◆ **GIVEN REQUEST**
Report every line in the listing that contains the string "likely".

Stored data
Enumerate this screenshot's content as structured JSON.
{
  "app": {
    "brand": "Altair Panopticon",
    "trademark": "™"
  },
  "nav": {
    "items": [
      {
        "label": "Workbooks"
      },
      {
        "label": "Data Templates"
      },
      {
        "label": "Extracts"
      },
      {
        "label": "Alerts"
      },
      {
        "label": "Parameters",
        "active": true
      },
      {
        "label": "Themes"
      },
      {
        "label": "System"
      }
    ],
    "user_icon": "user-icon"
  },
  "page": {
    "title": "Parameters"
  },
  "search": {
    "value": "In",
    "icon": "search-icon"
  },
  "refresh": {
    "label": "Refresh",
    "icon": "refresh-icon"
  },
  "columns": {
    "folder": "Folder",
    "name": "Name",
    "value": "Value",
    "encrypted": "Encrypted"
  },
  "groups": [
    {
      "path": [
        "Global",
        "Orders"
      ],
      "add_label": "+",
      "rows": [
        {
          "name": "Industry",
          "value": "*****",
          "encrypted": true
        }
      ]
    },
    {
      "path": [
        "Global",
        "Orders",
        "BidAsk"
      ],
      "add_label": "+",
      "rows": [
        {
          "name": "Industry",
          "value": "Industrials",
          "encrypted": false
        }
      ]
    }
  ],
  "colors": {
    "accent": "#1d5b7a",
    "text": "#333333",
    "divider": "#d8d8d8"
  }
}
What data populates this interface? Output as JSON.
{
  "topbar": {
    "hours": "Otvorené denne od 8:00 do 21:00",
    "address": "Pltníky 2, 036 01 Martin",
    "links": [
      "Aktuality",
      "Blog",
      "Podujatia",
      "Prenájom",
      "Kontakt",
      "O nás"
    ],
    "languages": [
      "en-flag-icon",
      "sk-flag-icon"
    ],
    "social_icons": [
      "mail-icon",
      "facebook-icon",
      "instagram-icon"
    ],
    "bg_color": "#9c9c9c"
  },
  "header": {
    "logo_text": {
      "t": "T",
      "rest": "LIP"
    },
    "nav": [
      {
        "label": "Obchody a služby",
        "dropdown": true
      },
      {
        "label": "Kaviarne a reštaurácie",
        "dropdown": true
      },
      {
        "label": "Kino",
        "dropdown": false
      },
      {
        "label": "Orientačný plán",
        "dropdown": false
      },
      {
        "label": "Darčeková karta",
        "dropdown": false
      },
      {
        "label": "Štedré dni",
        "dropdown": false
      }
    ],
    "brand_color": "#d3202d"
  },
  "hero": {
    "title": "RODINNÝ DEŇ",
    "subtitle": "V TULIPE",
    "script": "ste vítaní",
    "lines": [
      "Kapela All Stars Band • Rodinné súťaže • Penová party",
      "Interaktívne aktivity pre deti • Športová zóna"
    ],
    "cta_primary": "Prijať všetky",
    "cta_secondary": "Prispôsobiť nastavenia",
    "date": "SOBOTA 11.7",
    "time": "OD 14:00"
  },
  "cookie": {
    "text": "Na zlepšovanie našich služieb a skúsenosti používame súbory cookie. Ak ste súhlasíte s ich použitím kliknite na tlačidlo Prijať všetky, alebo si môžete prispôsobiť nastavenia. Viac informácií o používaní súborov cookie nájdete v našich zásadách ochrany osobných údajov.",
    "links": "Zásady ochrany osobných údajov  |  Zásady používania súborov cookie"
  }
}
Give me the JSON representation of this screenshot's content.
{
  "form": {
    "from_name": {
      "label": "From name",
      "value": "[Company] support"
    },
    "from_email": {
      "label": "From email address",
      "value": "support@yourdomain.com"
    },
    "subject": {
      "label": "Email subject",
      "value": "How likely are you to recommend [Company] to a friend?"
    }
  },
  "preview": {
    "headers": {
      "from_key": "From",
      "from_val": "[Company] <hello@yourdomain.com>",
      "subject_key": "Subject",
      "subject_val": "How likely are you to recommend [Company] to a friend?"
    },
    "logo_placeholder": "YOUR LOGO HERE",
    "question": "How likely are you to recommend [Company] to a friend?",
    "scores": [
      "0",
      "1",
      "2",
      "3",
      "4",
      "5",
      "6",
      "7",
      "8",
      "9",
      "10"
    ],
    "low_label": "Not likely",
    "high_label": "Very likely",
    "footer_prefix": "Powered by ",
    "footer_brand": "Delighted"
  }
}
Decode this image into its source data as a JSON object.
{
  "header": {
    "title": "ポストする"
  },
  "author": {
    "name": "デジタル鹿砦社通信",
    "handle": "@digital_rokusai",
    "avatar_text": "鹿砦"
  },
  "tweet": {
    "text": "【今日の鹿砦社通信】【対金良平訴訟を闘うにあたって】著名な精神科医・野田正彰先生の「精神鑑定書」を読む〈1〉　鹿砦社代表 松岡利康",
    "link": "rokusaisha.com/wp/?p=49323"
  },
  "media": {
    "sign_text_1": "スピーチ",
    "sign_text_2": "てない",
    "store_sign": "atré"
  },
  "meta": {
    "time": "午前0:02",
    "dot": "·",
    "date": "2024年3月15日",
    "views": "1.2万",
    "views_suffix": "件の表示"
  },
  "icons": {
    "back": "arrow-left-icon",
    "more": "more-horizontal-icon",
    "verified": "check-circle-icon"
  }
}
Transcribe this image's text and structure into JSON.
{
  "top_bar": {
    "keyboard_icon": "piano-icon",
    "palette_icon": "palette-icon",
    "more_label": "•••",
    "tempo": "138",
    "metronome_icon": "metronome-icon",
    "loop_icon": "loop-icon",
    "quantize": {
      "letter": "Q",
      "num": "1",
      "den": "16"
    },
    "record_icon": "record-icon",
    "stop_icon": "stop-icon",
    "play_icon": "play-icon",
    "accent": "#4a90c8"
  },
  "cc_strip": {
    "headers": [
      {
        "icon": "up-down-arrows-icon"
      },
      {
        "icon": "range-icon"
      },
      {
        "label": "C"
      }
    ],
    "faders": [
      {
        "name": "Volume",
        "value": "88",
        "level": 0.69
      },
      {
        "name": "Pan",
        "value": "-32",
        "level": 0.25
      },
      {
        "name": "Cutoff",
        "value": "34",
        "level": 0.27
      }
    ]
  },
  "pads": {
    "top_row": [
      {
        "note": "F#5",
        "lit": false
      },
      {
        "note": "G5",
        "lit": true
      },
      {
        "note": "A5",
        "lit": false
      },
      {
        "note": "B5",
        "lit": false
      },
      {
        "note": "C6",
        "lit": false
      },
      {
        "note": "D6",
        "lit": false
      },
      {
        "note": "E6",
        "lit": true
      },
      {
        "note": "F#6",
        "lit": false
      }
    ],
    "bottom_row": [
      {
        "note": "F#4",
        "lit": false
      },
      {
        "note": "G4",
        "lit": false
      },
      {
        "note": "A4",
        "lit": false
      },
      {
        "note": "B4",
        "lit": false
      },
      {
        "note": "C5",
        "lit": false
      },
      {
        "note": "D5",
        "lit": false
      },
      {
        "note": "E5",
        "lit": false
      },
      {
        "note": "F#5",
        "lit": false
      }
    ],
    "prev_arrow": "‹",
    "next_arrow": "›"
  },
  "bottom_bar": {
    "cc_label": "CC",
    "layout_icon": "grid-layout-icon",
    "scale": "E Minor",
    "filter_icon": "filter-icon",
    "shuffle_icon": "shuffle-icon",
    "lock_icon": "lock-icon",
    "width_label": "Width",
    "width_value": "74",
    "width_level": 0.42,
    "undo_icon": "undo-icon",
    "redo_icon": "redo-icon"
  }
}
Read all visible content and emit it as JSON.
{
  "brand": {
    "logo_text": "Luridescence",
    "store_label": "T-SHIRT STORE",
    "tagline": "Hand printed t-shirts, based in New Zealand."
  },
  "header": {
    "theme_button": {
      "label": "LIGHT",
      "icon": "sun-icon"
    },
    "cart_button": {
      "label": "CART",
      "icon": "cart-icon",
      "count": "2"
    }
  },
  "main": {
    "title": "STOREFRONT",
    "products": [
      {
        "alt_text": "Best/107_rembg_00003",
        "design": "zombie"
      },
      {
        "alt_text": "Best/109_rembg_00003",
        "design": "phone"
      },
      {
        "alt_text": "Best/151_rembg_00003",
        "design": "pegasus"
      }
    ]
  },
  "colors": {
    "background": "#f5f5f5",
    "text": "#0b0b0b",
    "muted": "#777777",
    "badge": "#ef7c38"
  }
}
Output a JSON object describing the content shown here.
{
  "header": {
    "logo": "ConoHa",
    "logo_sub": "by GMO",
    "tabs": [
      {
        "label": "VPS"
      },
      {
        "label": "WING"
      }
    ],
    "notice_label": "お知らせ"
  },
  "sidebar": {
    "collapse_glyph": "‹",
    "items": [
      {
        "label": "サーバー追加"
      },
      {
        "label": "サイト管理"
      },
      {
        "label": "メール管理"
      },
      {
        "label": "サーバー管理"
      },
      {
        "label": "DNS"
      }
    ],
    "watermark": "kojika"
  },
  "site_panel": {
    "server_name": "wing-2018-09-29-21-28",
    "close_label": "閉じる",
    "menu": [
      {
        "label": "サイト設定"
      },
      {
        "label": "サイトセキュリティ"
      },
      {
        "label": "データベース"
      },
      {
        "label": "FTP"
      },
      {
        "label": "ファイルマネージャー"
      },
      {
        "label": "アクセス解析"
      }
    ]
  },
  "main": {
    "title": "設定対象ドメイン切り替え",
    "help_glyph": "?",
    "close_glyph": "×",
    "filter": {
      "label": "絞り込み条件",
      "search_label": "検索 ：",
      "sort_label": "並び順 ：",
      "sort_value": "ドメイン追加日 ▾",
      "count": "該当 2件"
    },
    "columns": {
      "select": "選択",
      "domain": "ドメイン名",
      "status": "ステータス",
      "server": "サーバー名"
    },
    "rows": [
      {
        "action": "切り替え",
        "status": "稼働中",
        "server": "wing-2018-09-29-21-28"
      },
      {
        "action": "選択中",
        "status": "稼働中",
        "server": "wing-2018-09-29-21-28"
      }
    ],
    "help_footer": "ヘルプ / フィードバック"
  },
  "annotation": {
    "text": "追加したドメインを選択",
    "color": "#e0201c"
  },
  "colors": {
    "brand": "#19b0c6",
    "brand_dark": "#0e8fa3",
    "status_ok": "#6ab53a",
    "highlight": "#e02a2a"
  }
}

◆ **SOLUTION TO THE PROBLEM**
      "value": "How likely are you to recommend [Company] to a friend?"
      "subject_val": "How likely are you to recommend [Company] to a friend?"
    "question": "How likely are you to recommend [Company] to a friend?",
    "low_label": "Not likely",
    "high_label": "Very likely",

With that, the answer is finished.